+++ Material shown +++

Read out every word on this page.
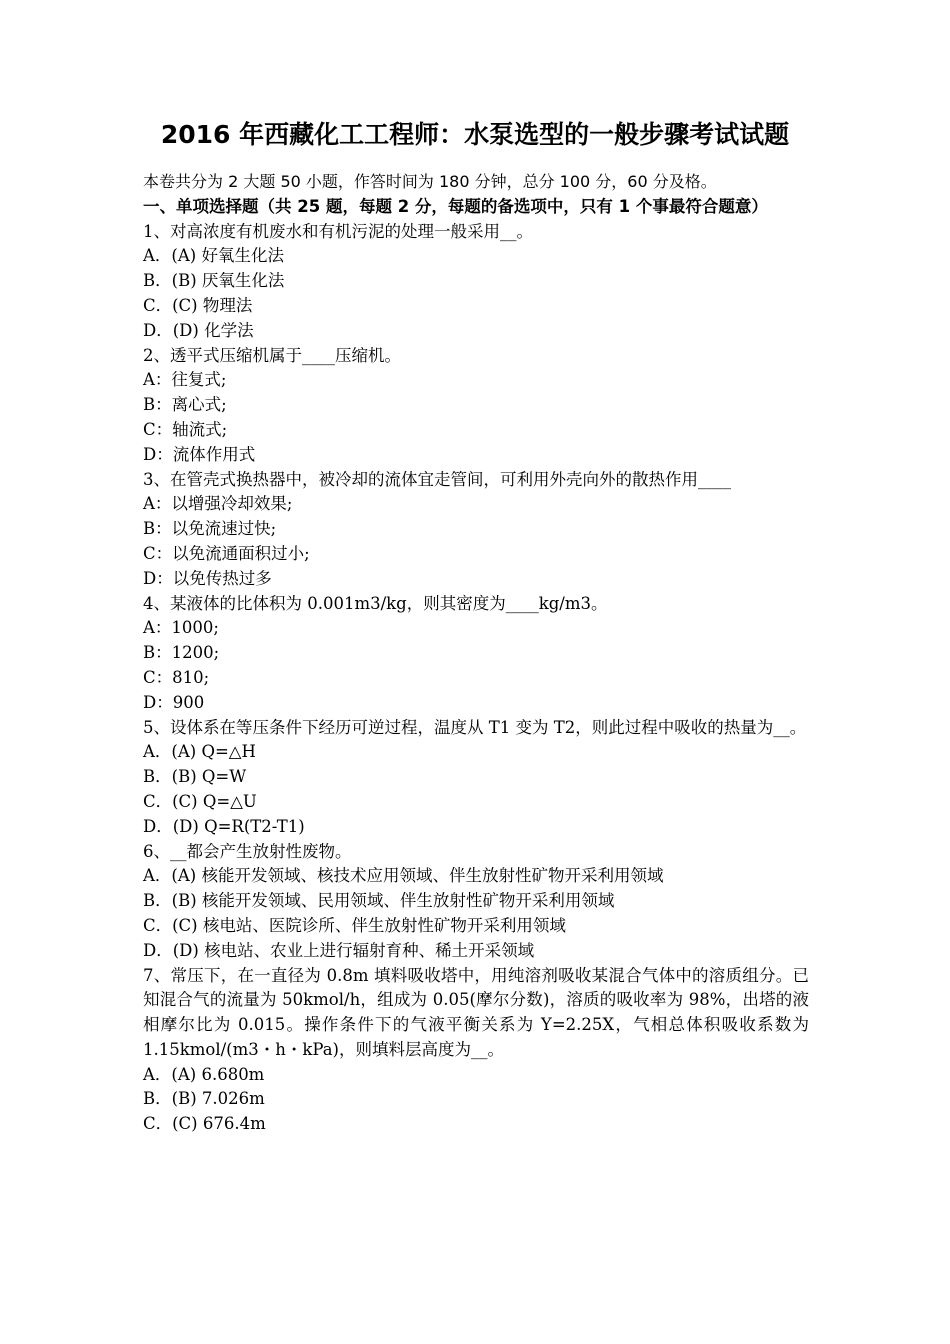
2016 年西藏化工工程师：水泵选型的一般步骤考试试题
本卷共分为 2 大题 50 小题，作答时间为 180 分钟，总分 100 分，60 分及格。
一、单项选择题（共 25 题，每题 2 分，每题的备选项中，只有 1 个事最符合题意）
1、对高浓度有机废水和有机污泥的处理一般采用__。
A．(A) 好氧生化法
B．(B) 厌氧生化法
C．(C) 物理法
D．(D) 化学法
2、透平式压缩机属于____压缩机。
A：往复式;
B：离心式;
C：轴流式;
D：流体作用式
3、在管壳式换热器中，被冷却的流体宜走管间，可利用外壳向外的散热作用____
A：以增强冷却效果;
B：以免流速过快;
C：以免流通面积过小;
D：以免传热过多
4、某液体的比体积为 0.001m3/kg，则其密度为____kg/m3。
A：1000;
B：1200;
C：810;
D：900
5、设体系在等压条件下经历可逆过程，温度从 T1 变为 T2，则此过程中吸收的热量为__。
A．(A) Q=△H
B．(B) Q=W
C．(C) Q=△U
D．(D) Q=R(T2-T1)
6、__都会产生放射性废物。
A．(A) 核能开发领域、核技术应用领域、伴生放射性矿物开采利用领域
B．(B) 核能开发领域、民用领域、伴生放射性矿物开采利用领域
C．(C) 核电站、医院诊所、伴生放射性矿物开采利用领域
D．(D) 核电站、农业上进行辐射育种、稀土开采领域
7、常压下，在一直径为 0.8m 填料吸收塔中，用纯溶剂吸收某混合气体中的溶质组分。已知混合气的流量为 50kmol/h，组成为 0.05(摩尔分数)，溶质的吸收率为 98%，出塔的液相摩尔比为 0.015。操作条件下的气液平衡关系为 Y=2.25X，气相总体积吸收系数为 1.15kmol/(m3・h・kPa)，则填料层高度为__。
A．(A) 6.680m
B．(B) 7.026m
C．(C) 676.4m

+++

**Problem to solve:** Go through the material above and print all of it exactly, except the pictures.

**Right answer:**
Read out every word on this page.
2016 年西藏化工工程师：水泵选型的一般步骤考试试题
本卷共分为 2 大题 50 小题，作答时间为 180 分钟，总分 100 分，60 分及格。
一、单项选择题（共 25 题，每题 2 分，每题的备选项中，只有 1 个事最符合题意）
1、对高浓度有机废水和有机污泥的处理一般采用__。
A．(A) 好氧生化法
B．(B) 厌氧生化法
C．(C) 物理法
D．(D) 化学法
2、透平式压缩机属于____压缩机。
A：往复式;
B：离心式;
C：轴流式;
D：流体作用式
3、在管壳式换热器中，被冷却的流体宜走管间，可利用外壳向外的散热作用____
A：以增强冷却效果;
B：以免流速过快;
C：以免流通面积过小;
D：以免传热过多
4、某液体的比体积为 0.001m3/kg，则其密度为____kg/m3。
A：1000;
B：1200;
C：810;
D：900
5、设体系在等压条件下经历可逆过程，温度从 T1 变为 T2，则此过程中吸收的热量为__。
A．(A) Q=△H
B．(B) Q=W
C．(C) Q=△U
D．(D) Q=R(T2-T1)
6、__都会产生放射性废物。
A．(A) 核能开发领域、核技术应用领域、伴生放射性矿物开采利用领域
B．(B) 核能开发领域、民用领域、伴生放射性矿物开采利用领域
C．(C) 核电站、医院诊所、伴生放射性矿物开采利用领域
D．(D) 核电站、农业上进行辐射育种、稀土开采领域
7、常压下，在一直径为 0.8m 填料吸收塔中，用纯溶剂吸收某混合气体中的溶质组分。已知混合气的流量为 50kmol/h，组成为 0.05(摩尔分数)，溶质的吸收率为 98%，出塔的液相摩尔比为 0.015。操作条件下的气液平衡关系为 Y=2.25X，气相总体积吸收系数为 1.15kmol/(m3・h・kPa)，则填料层高度为__。
A．(A) 6.680m
B．(B) 7.026m
C．(C) 676.4m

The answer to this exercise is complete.